Taiwanese actor and choreographer (1964–2020)

Wu Pong-fong (吳朋奉 (Ngô͘ Pêng-hōng); 2 November 1964 – 25 May 2020) was a Taiwanese actor and choreographer.

== Biography ==
Wu was born on 2 November 1964. His father was from Zhao'an County in Fujian. His parents married in 1950 and divorced when Wu was eight years old. He lived with his father in Sanchong District. Wu's father was supportive of the Kuomintang, and his uncle led a Second Section of Personnel Office, also known as the Human Resources Second Office, a department in every public institution charged with managing security and monitoring loyalty of public sector employees to the party. Despite censorship of Taiwanese Hokkien at the time, Wu heard the dialect at a young age, as many of his classmates spoke it. In time, Wu began identifying as Taiwanese, and not as a Mainlander. Wu worked as a supervisor in a printing factory, but lost his job after a superior discovered that he was communicating to colleagues the number of vacation days allowed per year under the provisions of the Labor Standards Act.

*Listed entries:*
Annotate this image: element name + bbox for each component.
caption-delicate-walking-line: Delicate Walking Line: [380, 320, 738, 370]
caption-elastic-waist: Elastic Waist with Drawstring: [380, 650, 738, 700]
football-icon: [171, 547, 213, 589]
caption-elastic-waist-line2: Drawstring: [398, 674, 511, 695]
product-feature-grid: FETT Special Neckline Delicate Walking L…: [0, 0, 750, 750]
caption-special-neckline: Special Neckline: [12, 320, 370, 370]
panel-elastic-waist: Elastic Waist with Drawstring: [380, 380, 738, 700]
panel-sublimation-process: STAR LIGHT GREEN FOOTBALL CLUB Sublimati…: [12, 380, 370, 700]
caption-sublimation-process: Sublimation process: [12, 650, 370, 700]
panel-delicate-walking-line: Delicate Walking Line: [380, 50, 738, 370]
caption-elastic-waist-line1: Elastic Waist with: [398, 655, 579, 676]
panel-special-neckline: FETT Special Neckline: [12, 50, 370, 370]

*Brief A:*
List every place name that appears in the text on Wu Pong-fong.
*Brief B:*
According to the text on Wu Pong-fong, how old was Wu when his parents divorced?
*Brief C:*
Reproduce the passage of the text on Wu Pong-fong from "Taiwanese actor and choreographer (1964–2020)" up to and including "actor and choreographer.".

*Written reply A:*
Zhao'an County, Fujian, Sanchong District

*Written reply B:*
He was eight years old.

*Written reply C:*
Taiwanese actor and choreographer (1964–2020)

Wu Pong-fong (吳朋奉 (Ngô͘ Pêng-hōng); 2 November 1964 – 25 May 2020) was a Taiwanese actor and choreographer.